> **Your instructions**
Copy every line in the records below that contains the word "порядок".

> **Listed entries**

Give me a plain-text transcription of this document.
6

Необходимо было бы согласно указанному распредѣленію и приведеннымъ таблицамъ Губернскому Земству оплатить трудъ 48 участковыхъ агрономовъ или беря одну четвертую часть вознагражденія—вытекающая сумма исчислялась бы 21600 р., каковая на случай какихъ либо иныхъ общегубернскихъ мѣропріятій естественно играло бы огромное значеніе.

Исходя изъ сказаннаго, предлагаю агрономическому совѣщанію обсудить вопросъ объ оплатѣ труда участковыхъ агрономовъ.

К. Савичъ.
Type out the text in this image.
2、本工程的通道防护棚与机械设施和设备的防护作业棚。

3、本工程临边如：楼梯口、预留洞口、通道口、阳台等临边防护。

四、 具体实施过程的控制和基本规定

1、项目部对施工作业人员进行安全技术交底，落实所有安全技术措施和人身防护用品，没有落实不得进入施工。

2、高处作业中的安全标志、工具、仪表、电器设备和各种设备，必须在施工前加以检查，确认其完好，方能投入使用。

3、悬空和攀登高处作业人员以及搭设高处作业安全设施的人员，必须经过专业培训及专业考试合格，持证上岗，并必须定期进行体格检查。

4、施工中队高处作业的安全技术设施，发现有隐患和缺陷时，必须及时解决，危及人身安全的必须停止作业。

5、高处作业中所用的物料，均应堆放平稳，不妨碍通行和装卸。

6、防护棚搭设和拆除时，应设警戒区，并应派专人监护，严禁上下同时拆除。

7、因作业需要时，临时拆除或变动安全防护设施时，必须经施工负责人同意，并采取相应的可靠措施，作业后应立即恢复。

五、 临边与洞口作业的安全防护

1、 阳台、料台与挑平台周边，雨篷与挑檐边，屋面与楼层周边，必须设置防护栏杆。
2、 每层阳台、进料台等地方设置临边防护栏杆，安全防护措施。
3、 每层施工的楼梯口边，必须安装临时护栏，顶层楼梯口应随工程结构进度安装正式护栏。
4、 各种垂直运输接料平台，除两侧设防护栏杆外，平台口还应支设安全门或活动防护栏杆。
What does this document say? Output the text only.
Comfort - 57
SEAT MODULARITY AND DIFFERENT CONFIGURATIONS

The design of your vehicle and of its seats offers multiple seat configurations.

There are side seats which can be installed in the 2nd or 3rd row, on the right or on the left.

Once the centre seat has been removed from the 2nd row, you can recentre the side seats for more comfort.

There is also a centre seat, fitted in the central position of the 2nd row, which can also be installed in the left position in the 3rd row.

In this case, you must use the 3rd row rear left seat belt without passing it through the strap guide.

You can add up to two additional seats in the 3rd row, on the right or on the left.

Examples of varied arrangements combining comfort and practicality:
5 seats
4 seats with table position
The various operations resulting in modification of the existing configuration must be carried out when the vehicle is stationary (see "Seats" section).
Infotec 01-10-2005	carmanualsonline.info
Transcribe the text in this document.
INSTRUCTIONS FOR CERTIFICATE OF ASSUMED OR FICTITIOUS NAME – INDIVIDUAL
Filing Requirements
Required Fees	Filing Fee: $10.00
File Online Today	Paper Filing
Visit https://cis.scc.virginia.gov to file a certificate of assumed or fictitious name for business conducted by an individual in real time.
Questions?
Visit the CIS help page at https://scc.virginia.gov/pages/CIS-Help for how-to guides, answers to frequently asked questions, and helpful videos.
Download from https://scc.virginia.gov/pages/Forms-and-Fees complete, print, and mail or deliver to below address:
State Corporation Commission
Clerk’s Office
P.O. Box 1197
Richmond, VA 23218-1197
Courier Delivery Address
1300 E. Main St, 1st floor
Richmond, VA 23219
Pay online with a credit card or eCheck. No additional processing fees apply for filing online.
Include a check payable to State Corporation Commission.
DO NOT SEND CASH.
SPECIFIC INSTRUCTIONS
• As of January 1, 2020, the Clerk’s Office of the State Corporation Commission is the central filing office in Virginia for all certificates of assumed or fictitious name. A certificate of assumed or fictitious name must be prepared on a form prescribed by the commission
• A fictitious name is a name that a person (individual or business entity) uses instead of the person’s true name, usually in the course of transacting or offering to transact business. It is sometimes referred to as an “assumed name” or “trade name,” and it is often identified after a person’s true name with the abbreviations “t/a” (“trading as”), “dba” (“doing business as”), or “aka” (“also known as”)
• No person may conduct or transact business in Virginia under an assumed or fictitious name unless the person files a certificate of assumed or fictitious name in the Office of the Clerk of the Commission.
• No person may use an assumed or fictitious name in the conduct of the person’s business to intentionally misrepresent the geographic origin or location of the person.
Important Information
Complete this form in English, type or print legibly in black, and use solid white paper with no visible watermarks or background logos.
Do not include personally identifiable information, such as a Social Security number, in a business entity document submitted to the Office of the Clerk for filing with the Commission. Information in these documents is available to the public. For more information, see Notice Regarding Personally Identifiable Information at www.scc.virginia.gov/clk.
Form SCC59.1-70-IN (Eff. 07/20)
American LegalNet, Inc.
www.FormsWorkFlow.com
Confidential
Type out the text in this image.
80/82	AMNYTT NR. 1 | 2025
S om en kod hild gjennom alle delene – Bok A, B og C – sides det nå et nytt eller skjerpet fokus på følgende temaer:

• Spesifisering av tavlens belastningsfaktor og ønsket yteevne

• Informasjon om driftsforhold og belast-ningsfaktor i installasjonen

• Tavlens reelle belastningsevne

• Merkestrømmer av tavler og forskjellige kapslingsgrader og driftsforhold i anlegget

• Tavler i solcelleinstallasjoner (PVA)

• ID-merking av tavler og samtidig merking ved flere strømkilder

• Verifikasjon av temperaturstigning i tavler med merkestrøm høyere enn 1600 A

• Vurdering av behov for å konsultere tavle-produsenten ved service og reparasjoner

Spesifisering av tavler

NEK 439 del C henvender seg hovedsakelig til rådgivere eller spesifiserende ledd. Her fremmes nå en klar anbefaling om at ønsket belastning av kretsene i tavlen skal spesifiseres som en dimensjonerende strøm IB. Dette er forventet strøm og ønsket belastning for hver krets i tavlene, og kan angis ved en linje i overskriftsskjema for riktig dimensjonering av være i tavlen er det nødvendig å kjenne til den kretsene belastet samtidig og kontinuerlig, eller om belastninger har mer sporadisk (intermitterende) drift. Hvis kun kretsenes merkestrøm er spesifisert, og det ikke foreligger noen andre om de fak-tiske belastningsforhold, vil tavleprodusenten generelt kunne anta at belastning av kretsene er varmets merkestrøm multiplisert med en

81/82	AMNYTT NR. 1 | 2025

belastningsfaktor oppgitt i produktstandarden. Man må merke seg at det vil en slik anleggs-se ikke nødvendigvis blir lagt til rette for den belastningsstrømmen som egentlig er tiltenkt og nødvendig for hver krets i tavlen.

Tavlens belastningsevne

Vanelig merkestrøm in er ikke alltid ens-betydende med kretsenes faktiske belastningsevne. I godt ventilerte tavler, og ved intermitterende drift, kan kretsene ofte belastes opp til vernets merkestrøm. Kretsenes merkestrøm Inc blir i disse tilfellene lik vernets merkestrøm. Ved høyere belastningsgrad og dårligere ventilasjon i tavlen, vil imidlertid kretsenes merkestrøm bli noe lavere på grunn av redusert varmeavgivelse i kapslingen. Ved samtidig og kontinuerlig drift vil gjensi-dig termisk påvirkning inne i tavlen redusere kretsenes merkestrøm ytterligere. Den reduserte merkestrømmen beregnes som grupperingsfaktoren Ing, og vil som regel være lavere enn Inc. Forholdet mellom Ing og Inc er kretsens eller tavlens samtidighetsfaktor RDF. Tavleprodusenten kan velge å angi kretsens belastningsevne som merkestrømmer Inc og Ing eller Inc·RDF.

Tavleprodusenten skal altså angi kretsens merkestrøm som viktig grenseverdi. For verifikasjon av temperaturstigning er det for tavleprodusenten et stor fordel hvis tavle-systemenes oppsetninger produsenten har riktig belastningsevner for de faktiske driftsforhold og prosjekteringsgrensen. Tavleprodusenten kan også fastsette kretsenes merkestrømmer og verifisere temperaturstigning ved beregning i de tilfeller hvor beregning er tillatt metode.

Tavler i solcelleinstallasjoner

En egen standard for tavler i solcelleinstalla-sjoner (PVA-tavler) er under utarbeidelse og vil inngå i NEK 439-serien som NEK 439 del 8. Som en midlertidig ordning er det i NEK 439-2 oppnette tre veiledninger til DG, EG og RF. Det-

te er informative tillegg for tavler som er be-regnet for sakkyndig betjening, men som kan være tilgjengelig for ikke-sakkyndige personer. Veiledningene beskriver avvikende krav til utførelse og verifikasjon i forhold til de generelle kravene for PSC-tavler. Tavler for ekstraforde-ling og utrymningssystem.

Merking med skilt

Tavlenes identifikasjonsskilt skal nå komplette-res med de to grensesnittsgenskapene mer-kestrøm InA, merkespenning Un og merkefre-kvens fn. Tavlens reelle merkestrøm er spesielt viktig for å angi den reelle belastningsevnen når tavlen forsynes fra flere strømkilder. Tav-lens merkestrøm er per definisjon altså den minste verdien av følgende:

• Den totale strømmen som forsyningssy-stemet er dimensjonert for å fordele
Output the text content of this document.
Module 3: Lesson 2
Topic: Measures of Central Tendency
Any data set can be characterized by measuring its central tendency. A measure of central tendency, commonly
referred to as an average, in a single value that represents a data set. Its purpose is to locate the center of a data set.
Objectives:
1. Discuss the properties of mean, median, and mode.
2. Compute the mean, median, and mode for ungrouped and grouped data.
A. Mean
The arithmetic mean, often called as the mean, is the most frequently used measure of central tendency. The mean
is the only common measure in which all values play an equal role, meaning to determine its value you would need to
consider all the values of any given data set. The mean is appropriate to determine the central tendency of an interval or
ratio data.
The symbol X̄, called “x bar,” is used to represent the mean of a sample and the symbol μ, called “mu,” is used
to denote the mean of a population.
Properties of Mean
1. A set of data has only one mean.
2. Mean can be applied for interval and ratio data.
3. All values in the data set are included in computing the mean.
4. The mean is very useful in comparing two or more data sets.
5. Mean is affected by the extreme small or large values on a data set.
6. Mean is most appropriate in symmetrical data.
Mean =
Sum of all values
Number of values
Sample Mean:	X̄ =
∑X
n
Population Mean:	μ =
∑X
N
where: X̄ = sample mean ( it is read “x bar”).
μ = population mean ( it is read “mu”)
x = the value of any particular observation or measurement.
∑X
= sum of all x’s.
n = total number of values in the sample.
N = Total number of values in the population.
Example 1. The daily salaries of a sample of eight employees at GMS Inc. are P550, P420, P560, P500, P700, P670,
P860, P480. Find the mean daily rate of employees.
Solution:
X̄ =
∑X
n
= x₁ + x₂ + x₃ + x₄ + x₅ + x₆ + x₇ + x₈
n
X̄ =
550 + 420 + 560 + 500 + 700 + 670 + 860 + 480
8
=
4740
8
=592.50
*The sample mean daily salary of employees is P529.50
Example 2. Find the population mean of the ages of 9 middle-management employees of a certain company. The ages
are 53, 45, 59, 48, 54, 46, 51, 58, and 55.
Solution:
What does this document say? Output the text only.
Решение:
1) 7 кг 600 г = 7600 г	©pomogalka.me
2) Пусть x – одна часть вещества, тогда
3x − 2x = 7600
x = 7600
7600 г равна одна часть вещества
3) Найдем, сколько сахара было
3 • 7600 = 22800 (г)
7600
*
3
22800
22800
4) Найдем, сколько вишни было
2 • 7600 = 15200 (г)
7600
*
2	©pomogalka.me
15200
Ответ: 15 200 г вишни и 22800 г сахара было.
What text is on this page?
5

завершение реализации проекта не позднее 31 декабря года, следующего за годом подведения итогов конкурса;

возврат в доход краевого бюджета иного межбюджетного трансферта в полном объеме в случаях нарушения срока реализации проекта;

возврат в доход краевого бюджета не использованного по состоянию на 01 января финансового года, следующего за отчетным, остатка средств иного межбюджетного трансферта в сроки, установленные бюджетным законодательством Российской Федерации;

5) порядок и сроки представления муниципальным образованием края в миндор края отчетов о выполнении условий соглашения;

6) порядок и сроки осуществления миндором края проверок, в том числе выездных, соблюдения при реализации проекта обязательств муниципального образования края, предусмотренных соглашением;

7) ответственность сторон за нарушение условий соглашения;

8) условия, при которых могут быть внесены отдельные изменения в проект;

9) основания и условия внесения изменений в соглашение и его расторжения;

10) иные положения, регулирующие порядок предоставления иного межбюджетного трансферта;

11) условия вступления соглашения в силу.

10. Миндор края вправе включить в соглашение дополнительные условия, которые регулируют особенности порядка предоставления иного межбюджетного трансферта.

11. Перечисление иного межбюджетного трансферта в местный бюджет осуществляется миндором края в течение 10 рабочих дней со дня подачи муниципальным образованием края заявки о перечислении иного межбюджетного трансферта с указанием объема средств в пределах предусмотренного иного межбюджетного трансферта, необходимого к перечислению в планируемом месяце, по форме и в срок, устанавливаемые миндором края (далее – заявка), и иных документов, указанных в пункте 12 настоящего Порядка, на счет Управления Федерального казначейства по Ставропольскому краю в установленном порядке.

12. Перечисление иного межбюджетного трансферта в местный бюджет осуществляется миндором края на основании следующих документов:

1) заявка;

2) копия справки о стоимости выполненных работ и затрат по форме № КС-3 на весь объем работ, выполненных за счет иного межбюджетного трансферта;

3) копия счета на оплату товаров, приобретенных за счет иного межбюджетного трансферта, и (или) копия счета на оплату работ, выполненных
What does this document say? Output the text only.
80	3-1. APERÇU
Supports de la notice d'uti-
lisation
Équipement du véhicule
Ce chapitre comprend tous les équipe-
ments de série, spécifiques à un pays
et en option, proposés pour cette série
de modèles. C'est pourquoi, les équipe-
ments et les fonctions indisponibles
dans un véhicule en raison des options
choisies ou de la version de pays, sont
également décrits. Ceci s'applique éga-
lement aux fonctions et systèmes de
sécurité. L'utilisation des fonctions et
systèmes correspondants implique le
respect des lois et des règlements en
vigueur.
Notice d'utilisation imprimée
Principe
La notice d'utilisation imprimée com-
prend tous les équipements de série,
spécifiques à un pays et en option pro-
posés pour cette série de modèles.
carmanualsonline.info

> **Exercise response**
5) порядок и сроки представления муниципальным образованием края в миндор края отчетов о выполнении условий соглашения;
6) порядок и сроки осуществления миндором края проверок, в том числе выездных, соблюдения при реализации проекта обязательств муниципального образования края, предусмотренных соглашением;
10) иные положения, регулирующие порядок предоставления иного межбюджетного трансферта;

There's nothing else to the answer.